→ **Collected data**:
* * * *

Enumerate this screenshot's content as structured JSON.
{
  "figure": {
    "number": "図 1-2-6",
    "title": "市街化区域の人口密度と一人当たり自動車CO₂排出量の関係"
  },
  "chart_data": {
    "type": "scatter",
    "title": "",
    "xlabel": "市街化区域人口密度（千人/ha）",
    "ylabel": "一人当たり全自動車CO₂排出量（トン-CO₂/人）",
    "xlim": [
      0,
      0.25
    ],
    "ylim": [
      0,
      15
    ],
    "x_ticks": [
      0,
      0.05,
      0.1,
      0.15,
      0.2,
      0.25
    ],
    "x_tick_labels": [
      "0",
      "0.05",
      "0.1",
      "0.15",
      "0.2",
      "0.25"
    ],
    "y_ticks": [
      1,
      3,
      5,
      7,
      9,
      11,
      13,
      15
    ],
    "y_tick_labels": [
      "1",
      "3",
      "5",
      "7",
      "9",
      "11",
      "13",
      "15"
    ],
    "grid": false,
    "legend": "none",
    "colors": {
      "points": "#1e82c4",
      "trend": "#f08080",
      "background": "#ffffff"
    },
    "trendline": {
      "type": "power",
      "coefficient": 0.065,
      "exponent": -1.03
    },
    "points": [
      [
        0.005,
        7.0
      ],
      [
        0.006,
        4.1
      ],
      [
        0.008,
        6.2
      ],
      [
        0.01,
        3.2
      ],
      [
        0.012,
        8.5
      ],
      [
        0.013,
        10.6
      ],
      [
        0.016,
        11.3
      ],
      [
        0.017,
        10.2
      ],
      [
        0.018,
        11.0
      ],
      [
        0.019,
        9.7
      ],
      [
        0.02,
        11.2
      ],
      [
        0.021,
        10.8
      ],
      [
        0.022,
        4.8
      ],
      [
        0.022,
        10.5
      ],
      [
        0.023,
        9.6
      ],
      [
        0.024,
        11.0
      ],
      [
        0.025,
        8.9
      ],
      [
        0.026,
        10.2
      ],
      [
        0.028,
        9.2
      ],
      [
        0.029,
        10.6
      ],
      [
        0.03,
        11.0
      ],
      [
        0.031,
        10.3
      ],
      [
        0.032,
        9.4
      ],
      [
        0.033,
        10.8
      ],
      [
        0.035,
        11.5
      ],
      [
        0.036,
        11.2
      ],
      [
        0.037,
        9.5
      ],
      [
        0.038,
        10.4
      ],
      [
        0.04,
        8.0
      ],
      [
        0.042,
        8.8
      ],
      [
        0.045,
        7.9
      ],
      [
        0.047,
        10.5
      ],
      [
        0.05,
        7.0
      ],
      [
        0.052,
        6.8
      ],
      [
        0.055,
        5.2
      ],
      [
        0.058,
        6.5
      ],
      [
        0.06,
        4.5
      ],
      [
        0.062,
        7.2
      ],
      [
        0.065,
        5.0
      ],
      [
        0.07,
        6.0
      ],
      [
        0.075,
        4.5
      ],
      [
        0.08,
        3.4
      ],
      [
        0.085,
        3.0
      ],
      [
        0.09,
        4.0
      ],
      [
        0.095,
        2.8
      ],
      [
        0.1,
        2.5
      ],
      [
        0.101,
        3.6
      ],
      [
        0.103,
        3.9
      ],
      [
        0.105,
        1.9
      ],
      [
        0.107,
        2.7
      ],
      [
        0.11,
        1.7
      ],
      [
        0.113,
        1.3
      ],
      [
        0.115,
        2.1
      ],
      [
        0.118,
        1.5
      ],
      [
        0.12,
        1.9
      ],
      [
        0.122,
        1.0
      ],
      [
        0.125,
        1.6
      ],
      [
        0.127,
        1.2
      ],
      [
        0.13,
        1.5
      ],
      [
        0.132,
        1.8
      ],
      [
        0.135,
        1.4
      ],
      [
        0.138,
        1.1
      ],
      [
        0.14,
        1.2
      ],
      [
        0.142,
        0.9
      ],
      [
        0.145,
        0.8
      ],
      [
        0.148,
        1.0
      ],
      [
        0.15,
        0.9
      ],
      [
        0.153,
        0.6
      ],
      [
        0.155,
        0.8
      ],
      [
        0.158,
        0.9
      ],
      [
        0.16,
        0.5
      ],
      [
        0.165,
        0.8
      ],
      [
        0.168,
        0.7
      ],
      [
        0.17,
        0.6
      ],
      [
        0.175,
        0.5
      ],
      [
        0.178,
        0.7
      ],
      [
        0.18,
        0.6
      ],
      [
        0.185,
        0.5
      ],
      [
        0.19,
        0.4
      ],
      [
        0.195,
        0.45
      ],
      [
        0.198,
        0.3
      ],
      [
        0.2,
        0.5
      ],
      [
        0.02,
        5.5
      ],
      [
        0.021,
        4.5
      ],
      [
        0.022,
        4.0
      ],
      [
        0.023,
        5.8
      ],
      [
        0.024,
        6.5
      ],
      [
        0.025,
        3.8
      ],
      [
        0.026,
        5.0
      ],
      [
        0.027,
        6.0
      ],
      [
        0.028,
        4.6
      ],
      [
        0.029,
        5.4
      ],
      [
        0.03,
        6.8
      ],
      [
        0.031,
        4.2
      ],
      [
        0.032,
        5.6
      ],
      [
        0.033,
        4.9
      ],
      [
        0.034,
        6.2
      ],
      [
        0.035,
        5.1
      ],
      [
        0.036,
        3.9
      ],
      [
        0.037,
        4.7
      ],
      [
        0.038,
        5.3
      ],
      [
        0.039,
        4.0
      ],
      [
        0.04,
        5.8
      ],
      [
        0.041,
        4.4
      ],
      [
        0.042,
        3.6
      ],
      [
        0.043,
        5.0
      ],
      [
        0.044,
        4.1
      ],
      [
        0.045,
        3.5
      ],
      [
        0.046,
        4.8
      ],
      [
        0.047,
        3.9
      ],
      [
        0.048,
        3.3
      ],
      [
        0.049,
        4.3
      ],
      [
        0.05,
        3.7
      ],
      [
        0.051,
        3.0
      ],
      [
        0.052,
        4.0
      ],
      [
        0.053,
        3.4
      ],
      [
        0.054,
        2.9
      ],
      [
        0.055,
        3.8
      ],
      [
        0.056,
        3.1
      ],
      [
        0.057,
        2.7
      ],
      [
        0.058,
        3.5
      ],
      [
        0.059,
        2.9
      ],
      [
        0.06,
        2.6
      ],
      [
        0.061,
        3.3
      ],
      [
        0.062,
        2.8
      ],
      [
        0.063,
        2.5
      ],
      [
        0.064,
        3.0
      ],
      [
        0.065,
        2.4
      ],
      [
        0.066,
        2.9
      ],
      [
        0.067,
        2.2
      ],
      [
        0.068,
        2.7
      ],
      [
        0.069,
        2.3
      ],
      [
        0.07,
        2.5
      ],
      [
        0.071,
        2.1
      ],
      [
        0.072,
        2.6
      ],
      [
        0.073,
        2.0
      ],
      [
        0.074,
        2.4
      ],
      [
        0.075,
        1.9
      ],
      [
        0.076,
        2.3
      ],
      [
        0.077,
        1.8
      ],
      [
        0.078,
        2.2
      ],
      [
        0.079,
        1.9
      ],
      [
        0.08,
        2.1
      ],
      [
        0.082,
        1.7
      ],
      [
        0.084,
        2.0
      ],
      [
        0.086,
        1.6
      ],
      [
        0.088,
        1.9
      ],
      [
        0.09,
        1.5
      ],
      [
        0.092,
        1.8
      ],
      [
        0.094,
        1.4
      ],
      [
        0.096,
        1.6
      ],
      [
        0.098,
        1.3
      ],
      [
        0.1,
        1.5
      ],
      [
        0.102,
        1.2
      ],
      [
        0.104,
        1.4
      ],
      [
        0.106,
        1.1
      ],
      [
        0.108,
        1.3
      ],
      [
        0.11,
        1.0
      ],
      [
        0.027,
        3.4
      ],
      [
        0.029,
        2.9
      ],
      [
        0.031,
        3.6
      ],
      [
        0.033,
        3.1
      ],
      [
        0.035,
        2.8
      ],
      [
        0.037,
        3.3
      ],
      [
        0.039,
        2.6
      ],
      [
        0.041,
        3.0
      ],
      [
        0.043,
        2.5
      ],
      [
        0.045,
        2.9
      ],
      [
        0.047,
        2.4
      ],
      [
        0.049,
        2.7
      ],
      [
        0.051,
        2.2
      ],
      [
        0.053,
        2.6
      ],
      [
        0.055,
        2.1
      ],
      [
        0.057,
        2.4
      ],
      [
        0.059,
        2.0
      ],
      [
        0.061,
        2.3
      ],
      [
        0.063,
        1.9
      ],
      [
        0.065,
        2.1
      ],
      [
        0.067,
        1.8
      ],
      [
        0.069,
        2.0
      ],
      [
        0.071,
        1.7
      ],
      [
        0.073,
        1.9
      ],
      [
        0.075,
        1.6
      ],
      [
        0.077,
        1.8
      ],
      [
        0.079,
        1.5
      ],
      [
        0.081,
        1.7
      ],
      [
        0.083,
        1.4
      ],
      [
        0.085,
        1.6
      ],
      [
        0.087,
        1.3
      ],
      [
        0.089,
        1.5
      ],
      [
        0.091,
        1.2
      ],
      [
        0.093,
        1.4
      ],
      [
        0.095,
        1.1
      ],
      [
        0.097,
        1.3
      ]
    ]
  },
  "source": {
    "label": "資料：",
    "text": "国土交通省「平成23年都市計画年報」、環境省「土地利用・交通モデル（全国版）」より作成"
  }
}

* * * *

In the records above, find each line holding "title" and copy it.

    "title": "市街化区域の人口密度と一人当たり自動車CO₂排出量の関係"
    "title": "",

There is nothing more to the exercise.